Stored dataset items
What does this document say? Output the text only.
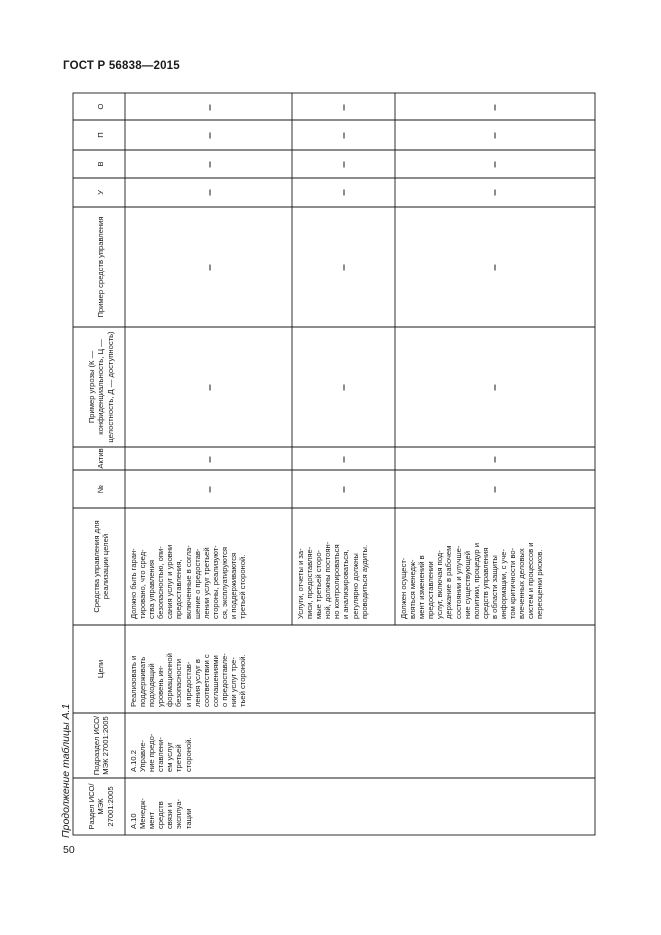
ГОСТ Р 56838—2015
50
Продолжение таблицы А.1
О
П
В
У
Пример средств управления
Пример угрозы (К — конфиденциальность, Ц — целостность, Д — доступность)
Актив
№
Средства управления для реализации целей
Цели
Подраздел ИСО/МЭК 27001:2005
Раздел ИСО/МЭК 27001:2005	А.10
Менедж-
мент
средств
связи и
эксплуа-
тации
А.10.2
Управле-
ние предо-
ставлени-
ем услуг
третьей
стороной.
Реализовать и
поддерживать
подходящий
уровень ин-
формационной
безопасности
и предостав-
ления услуг в
соответствии с
соглашениями
о предоставле-
нии услуг тре-
тьей стороной.
Должно быть гаран-
тировано, что сред-
ства управления
безопасностью, опи-
сания услуг и уровни
предоставления,
включенные в согла-
шение о предостав-
лении услуг третьей
стороны, реализуют-
ся, эксплуатируются
и поддерживаются
третьей стороной.
Услуги, отчеты и за-
писи, предоставляе-
мые третьей сторо-
ной, должны постоян-
но контролироваться
и анализироваться,
регулярно должны
проводиться аудиты.
Должен осущест-
вляться менедж-
мент изменений в
предоставлении
услуг, включая под-
держание в рабочем
состоянии и улучше-
ние существующей
политики, процедур и
средств управления
в области защиты
информации, с уче-
том критичности во-
влеченных деловых
систем и процессов и
переоценки рисков.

» **Task details**:
Pick each line holding the word "стороной" out of the listing.

» **Response to this exercise**:
стороной.
тьей стороной.
третьей стороной.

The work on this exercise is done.